_Exercise material:_

** Start **

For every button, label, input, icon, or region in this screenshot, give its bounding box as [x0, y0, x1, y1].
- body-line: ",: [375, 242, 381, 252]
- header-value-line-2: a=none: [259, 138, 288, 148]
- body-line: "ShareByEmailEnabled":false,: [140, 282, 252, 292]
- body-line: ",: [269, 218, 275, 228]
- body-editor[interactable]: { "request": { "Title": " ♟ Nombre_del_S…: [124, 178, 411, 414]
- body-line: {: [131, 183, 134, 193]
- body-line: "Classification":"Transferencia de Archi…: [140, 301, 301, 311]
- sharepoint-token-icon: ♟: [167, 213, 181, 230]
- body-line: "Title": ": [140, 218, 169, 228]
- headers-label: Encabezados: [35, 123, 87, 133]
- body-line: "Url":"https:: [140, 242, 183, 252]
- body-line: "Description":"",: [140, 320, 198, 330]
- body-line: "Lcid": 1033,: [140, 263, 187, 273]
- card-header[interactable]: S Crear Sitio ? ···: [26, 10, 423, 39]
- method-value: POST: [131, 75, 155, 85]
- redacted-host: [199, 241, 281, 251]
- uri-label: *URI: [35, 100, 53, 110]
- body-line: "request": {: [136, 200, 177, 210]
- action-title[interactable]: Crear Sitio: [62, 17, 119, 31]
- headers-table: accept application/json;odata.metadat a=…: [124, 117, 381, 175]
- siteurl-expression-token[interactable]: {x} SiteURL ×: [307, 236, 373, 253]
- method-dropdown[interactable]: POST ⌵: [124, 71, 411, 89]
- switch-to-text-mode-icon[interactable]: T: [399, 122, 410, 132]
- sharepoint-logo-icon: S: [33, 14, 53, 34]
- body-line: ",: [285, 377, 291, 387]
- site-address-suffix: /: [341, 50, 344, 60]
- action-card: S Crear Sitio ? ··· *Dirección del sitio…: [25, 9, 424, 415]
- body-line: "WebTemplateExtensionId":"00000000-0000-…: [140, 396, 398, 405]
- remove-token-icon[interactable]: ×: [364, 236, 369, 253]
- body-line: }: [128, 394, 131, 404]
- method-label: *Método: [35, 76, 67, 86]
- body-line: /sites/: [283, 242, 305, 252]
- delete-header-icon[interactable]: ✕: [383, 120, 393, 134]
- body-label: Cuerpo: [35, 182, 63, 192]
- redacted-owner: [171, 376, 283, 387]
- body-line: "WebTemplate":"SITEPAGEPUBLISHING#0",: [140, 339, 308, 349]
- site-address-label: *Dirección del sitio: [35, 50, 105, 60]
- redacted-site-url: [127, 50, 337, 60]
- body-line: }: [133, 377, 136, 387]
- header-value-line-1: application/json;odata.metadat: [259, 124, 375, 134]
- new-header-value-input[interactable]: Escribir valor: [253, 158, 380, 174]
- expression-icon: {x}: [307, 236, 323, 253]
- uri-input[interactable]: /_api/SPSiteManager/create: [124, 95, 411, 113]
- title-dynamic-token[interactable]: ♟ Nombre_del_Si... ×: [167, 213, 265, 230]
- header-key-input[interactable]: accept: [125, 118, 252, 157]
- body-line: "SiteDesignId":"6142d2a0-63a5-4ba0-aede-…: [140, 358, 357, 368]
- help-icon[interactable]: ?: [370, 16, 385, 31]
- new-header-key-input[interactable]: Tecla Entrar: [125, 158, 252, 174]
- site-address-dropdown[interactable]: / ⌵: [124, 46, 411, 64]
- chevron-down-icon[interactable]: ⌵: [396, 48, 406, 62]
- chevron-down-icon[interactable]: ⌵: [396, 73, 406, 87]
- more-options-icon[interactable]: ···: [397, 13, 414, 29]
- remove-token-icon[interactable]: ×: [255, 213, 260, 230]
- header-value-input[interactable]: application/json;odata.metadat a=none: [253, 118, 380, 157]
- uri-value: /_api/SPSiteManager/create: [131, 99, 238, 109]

** End **

_Aim of the exercise:_ Retype the listing word for word, from its first line down to the line that contains "242, 183, 252]", with both of those lines included.

_Problem solution:_
For every button, label, input, icon, or region in this screenshot, give its bounding box as [x0, y0, x1, y1].
- body-line: ",: [375, 242, 381, 252]
- header-value-line-2: a=none: [259, 138, 288, 148]
- body-line: "ShareByEmailEnabled":false,: [140, 282, 252, 292]
- body-line: ",: [269, 218, 275, 228]
- body-editor[interactable]: { "request": { "Title": " ♟ Nombre_del_S…: [124, 178, 411, 414]
- body-line: {: [131, 183, 134, 193]
- body-line: "Classification":"Transferencia de Archi…: [140, 301, 301, 311]
- sharepoint-token-icon: ♟: [167, 213, 181, 230]
- body-line: "Title": ": [140, 218, 169, 228]
- headers-label: Encabezados: [35, 123, 87, 133]
- body-line: "Url":"https:: [140, 242, 183, 252]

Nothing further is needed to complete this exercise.